→ **Prompt**: Pick out every line that holds the string "word" and copy it.

→ **Supplied entries**:
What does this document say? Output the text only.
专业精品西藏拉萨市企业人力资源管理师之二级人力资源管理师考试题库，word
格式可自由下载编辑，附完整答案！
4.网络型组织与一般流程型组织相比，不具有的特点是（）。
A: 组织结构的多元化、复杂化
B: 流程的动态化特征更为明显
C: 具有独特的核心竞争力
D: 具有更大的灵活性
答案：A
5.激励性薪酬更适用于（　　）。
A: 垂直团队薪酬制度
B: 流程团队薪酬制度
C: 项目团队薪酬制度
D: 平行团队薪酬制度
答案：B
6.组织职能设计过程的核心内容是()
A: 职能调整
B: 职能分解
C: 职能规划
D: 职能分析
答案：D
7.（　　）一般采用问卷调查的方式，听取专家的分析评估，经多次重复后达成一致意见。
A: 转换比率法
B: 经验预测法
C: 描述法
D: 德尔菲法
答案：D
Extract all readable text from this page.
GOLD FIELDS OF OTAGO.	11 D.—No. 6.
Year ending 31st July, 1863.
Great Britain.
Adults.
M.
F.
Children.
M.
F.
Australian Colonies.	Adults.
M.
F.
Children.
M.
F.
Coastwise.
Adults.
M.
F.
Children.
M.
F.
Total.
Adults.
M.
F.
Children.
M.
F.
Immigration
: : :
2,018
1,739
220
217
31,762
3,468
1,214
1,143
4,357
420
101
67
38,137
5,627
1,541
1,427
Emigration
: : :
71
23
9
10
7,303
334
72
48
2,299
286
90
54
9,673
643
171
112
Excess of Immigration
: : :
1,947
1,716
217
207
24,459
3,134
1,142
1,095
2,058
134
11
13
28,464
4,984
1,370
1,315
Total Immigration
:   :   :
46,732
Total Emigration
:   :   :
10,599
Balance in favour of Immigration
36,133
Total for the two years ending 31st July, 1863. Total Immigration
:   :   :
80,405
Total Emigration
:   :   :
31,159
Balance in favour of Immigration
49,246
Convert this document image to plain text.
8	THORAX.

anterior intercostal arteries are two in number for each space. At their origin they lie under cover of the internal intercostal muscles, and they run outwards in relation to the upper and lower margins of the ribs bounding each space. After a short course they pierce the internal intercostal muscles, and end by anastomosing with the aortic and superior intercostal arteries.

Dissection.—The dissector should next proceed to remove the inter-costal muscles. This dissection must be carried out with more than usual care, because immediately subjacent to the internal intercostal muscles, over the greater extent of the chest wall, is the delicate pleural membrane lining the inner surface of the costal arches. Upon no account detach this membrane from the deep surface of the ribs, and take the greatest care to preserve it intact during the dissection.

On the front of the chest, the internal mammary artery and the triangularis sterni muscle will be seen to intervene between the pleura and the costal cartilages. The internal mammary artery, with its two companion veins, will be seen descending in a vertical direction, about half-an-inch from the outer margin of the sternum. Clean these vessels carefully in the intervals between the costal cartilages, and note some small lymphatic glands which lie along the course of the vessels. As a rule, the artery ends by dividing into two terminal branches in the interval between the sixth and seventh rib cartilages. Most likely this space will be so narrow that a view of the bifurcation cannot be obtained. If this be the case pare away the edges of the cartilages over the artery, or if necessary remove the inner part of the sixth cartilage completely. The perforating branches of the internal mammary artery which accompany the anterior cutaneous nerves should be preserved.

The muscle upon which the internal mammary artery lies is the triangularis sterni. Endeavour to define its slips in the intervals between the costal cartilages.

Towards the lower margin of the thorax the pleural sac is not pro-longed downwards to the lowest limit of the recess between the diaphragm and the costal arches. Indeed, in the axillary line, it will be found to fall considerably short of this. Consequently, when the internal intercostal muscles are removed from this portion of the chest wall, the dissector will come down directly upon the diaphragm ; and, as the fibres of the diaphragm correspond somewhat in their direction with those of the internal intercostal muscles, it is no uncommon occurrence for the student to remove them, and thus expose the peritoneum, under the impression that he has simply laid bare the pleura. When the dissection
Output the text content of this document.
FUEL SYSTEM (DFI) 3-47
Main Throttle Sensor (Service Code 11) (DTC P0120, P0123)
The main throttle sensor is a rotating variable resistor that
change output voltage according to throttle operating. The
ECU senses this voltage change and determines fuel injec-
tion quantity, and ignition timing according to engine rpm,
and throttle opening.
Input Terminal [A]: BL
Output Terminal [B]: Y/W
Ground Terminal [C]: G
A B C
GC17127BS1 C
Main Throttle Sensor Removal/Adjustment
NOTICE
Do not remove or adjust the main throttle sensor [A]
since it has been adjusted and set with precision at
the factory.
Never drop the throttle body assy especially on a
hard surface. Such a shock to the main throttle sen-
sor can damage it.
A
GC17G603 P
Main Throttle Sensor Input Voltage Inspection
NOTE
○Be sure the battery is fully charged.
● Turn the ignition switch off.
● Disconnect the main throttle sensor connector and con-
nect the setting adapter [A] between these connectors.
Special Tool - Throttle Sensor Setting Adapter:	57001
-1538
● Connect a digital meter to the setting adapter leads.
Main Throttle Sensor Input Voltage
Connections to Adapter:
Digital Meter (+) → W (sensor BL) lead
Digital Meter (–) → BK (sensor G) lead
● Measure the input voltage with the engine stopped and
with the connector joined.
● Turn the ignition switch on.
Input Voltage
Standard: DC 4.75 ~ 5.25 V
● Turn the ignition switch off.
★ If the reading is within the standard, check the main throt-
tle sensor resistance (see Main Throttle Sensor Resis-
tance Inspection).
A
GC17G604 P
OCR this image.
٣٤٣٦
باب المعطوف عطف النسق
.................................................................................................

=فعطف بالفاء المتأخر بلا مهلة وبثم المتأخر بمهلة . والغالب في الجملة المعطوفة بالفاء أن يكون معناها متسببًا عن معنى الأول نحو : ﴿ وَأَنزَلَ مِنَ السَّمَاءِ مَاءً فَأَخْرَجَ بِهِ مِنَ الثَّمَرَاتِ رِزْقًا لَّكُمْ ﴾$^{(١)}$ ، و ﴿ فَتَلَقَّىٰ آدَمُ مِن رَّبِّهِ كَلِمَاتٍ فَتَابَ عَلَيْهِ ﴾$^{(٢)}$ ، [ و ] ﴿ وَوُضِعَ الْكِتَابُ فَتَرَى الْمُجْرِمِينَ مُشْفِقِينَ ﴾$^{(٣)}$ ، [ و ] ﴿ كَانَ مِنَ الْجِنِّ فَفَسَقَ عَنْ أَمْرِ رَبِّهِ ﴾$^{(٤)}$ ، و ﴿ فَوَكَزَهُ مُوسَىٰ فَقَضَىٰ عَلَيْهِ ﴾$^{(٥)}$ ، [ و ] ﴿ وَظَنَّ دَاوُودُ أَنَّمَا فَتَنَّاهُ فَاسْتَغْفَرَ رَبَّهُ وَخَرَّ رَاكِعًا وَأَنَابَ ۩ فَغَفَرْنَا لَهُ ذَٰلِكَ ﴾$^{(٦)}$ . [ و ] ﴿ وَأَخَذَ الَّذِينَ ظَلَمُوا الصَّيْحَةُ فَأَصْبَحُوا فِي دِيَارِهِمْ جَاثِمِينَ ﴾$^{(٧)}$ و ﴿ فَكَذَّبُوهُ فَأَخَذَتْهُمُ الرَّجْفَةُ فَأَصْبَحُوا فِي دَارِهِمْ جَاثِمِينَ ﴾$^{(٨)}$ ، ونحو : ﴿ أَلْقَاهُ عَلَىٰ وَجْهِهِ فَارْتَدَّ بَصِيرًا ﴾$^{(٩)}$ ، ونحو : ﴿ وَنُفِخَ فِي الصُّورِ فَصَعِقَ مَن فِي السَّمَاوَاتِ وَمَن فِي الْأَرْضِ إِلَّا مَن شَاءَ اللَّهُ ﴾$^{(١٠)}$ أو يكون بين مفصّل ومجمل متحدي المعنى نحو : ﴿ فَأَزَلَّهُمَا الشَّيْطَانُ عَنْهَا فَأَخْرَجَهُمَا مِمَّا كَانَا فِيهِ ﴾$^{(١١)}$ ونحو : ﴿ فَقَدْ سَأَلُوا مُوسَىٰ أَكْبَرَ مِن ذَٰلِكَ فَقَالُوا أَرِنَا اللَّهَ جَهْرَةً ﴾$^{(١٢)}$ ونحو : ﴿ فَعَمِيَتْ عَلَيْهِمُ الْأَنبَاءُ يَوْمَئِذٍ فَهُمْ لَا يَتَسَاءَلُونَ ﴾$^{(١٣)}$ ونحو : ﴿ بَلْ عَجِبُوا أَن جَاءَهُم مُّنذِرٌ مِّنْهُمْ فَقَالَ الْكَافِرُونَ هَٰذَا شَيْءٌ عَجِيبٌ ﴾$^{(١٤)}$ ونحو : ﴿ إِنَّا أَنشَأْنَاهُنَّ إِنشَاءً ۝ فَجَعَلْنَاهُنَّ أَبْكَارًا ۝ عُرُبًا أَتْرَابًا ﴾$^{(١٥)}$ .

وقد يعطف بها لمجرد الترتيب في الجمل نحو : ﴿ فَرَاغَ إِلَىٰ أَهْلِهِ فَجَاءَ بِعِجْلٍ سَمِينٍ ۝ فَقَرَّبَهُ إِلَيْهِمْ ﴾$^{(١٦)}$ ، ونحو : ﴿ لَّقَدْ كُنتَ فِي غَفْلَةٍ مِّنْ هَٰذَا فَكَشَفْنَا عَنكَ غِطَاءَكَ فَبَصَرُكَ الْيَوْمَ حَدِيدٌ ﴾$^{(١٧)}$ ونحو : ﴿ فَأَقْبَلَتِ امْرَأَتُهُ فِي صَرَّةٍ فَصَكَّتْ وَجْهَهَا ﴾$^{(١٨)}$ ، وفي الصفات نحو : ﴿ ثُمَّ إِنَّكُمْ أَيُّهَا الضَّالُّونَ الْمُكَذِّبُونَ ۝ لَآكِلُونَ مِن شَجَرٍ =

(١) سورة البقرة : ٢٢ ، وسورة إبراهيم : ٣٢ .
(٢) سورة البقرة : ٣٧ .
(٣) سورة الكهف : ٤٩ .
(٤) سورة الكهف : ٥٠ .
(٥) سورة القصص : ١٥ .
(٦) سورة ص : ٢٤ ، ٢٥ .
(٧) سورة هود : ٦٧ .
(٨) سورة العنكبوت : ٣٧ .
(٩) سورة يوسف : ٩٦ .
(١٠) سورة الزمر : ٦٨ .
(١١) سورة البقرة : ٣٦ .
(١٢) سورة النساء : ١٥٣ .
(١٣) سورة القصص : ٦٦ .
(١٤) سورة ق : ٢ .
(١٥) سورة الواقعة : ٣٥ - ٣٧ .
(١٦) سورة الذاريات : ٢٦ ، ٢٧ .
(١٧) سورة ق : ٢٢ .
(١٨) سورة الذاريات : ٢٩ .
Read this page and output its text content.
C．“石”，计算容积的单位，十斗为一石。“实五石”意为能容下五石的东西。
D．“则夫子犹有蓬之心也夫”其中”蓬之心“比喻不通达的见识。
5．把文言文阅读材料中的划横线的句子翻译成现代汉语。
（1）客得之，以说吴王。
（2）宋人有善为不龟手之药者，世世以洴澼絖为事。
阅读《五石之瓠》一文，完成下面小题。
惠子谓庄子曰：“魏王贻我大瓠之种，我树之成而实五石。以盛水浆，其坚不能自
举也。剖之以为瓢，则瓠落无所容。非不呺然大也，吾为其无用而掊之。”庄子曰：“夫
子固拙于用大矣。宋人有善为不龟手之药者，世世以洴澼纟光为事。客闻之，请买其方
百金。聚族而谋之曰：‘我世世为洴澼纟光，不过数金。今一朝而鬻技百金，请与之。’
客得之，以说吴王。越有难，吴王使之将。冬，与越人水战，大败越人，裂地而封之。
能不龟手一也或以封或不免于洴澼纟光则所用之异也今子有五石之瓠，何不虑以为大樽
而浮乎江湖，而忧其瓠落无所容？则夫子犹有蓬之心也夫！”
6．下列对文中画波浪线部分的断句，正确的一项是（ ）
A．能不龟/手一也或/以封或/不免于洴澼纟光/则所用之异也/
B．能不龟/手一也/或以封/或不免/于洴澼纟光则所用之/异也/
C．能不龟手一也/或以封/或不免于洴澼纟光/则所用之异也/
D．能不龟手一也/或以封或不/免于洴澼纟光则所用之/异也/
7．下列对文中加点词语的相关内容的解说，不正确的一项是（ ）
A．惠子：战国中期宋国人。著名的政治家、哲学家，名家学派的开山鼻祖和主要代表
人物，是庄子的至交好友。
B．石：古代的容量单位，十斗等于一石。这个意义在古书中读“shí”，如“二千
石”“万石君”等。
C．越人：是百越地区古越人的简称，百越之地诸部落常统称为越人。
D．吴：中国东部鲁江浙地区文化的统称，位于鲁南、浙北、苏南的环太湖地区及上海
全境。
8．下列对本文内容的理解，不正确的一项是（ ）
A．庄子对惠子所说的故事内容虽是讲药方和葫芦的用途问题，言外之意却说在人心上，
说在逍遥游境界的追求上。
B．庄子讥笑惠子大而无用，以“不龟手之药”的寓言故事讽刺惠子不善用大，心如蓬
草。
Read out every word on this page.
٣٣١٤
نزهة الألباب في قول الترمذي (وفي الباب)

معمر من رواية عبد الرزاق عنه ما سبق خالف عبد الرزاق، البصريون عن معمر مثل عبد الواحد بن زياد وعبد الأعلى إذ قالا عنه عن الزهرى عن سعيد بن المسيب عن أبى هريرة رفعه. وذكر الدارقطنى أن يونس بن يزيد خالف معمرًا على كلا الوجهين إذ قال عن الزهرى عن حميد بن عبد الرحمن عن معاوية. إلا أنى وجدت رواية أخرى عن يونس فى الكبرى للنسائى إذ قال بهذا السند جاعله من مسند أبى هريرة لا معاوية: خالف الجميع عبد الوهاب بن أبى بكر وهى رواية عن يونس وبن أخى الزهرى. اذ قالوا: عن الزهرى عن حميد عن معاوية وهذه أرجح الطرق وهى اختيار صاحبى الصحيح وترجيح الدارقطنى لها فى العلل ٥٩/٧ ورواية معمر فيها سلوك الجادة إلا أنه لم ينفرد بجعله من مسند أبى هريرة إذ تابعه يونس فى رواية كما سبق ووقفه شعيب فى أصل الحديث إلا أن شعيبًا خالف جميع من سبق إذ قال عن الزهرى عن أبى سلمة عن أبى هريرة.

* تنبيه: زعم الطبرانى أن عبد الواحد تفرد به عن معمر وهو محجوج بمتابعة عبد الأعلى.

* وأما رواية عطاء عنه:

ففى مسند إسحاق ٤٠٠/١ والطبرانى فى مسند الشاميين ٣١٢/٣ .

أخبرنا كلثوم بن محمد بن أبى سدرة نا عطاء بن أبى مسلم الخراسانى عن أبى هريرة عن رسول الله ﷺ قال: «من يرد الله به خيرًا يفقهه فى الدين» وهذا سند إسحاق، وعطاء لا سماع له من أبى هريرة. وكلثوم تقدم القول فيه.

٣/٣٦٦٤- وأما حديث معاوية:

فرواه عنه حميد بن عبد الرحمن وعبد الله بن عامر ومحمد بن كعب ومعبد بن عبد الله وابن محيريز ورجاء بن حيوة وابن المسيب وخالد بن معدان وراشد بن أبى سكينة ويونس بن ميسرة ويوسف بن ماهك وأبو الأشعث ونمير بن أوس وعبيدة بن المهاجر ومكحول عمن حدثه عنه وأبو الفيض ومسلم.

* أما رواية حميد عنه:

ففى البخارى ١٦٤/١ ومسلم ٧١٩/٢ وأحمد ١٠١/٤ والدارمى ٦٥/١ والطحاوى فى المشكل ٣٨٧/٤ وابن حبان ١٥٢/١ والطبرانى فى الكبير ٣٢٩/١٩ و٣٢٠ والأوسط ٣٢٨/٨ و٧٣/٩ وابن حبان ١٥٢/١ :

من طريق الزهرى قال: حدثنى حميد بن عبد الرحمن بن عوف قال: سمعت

→ **Answer to this exercise**:
专业精品西藏拉萨市企业人力资源管理师之二级人力资源管理师考试题库，word
Read out every word on this page.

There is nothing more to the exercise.